**Given instruction:**
Copy the lines below as they are; omit the images they contain.

───── Provided data

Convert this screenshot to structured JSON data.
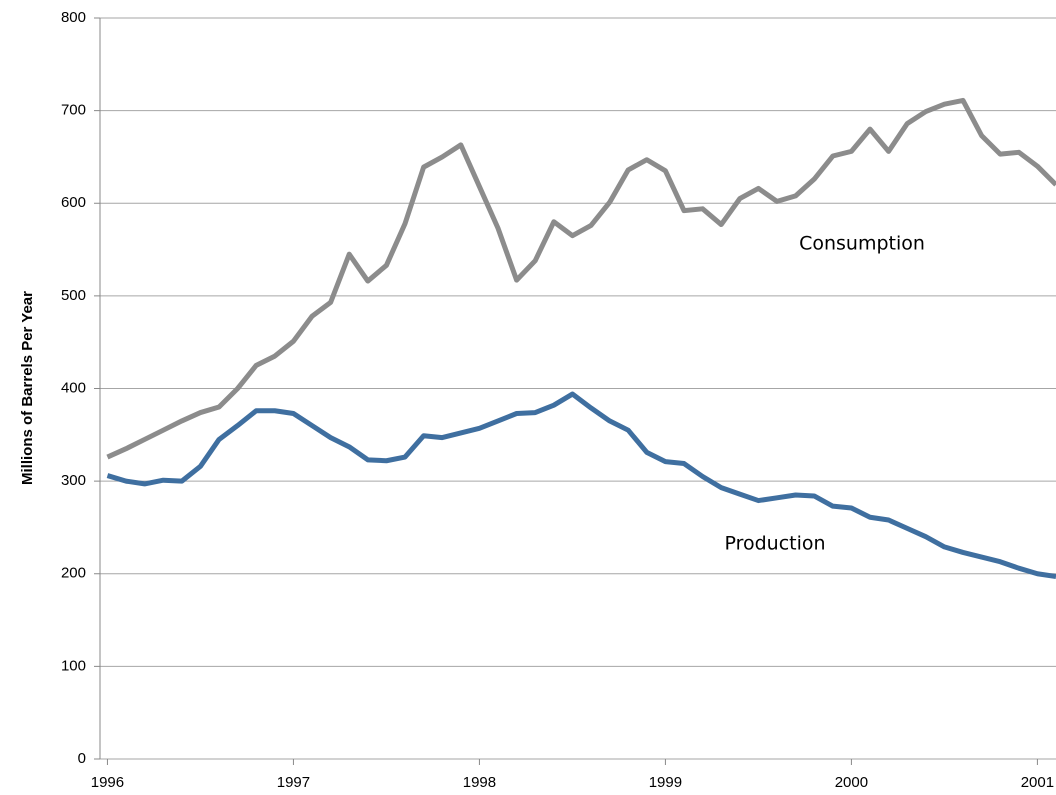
{
  "chart_data": {
    "type": "line",
    "y_label": "Millions of Barrels Per Year",
    "annotations": [
      "Consumption",
      "Production"
    ],
    "x": [
      1996.0,
      1996.1,
      1996.2,
      1996.3,
      1996.4,
      1996.5,
      1996.6,
      1996.7,
      1996.8,
      1996.9,
      1997.0,
      1997.1,
      1997.2,
      1997.3,
      1997.4,
      1997.5,
      1997.6,
      1997.7,
      1997.8,
      1997.9,
      1998.0,
      1998.1,
      1998.2,
      1998.3,
      1998.4,
      1998.5,
      1998.6,
      1998.7,
      1998.8,
      1998.9,
      1999.0,
      1999.1,
      1999.2,
      1999.3,
      1999.4,
      1999.5,
      1999.6,
      1999.7,
      1999.8,
      1999.9,
      2000.0,
      2000.1,
      2000.2,
      2000.3,
      2000.4,
      2000.5,
      2000.6,
      2000.7,
      2000.8,
      2000.9,
      2001.0,
      2001.1
    ],
    "series": [
      {
        "name": "Consumption",
        "color": "#8c8c8c",
        "values": [
          326,
          335,
          345,
          355,
          365,
          374,
          380,
          400,
          425,
          435,
          451,
          478,
          493,
          545,
          516,
          533,
          578,
          639,
          650,
          663,
          618,
          573,
          517,
          538,
          580,
          565,
          576,
          601,
          636,
          647,
          635,
          592,
          594,
          577,
          605,
          616,
          602,
          608,
          626,
          651,
          656,
          680,
          656,
          686,
          699,
          707,
          711,
          673,
          653,
          655,
          640,
          620
        ]
      },
      {
        "name": "Production",
        "color": "#3f6fa0",
        "values": [
          306,
          300,
          297,
          301,
          300,
          316,
          345,
          360,
          376,
          376,
          373,
          360,
          347,
          337,
          323,
          322,
          326,
          349,
          347,
          352,
          357,
          365,
          373,
          374,
          382,
          394,
          379,
          365,
          355,
          331,
          321,
          319,
          305,
          293,
          286,
          279,
          282,
          285,
          284,
          273,
          271,
          261,
          258,
          249,
          240,
          229,
          223,
          218,
          213,
          206,
          200,
          197
        ]
      }
    ],
    "xlim": [
      1995.96,
      2001.1
    ],
    "xticks": [
      1996,
      1997,
      1998,
      1999,
      2000,
      2001
    ],
    "ylim": [
      0,
      800
    ],
    "yticks": [
      0,
      100,
      200,
      300,
      400,
      500,
      600,
      700,
      800
    ],
    "grid": true
  }
}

──────────

**Worked solution:**
Convert this screenshot to structured JSON data.
{
  "chart_data": {
    "type": "line",
    "y_label": "Millions of Barrels Per Year",
    "annotations": [
      "Consumption",
      "Production"
    ],
    "x": [
      1996.0,
      1996.1,
      1996.2,
      1996.3,
      1996.4,
      1996.5,
      1996.6,
      1996.7,
      1996.8,
      1996.9,
      1997.0,
      1997.1,
      1997.2,
      1997.3,
      1997.4,
      1997.5,
      1997.6,
      1997.7,
      1997.8,
      1997.9,
      1998.0,
      1998.1,
      1998.2,
      1998.3,
      1998.4,
      1998.5,
      1998.6,
      1998.7,
      1998.8,
      1998.9,
      1999.0,
      1999.1,
      1999.2,
      1999.3,
      1999.4,
      1999.5,
      1999.6,
      1999.7,
      1999.8,
      1999.9,
      2000.0,
      2000.1,
      2000.2,
      2000.3,
      2000.4,
      2000.5,
      2000.6,
      2000.7,
      2000.8,
      2000.9,
      2001.0,
      2001.1
    ],
    "series": [
      {
        "name": "Consumption",
        "color": "#8c8c8c",
        "values": [
          326,
          335,
          345,
          355,
          365,
          374,
          380,
          400,
          425,
          435,
          451,
          478,
          493,
          545,
          516,
          533,
          578,
          639,
          650,
          663,
          618,
          573,
          517,
          538,
          580,
          565,
          576,
          601,
          636,
          647,
          635,
          592,
          594,
          577,
          605,
          616,
          602,
          608,
          626,
          651,
          656,
          680,
          656,
          686,
          699,
          707,
          711,
          673,
          653,
          655,
          640,
          620
        ]
      },
      {
        "name": "Production",
        "color": "#3f6fa0",
        "values": [
          306,
          300,
          297,
          301,
          300,
          316,
          345,
          360,
          376,
          376,
          373,
          360,
          347,
          337,
          323,
          322,
          326,
          349,
          347,
          352,
          357,
          365,
          373,
          374,
          382,
          394,
          379,
          365,
          355,
          331,
          321,
          319,
          305,
          293,
          286,
          279,
          282,
          285,
          284,
          273,
          271,
          261,
          258,
          249,
          240,
          229,
          223,
          218,
          213,
          206,
          200,
          197
        ]
      }
    ],
    "xlim": [
      1995.96,
      2001.1
    ],
    "xticks": [
      1996,
      1997,
      1998,
      1999,
      2000,
      2001
    ],
    "ylim": [
      0,
      800
    ],
    "yticks": [
      0,
      100,
      200,
      300,
      400,
      500,
      600,
      700,
      800
    ],
    "grid": true
  }
}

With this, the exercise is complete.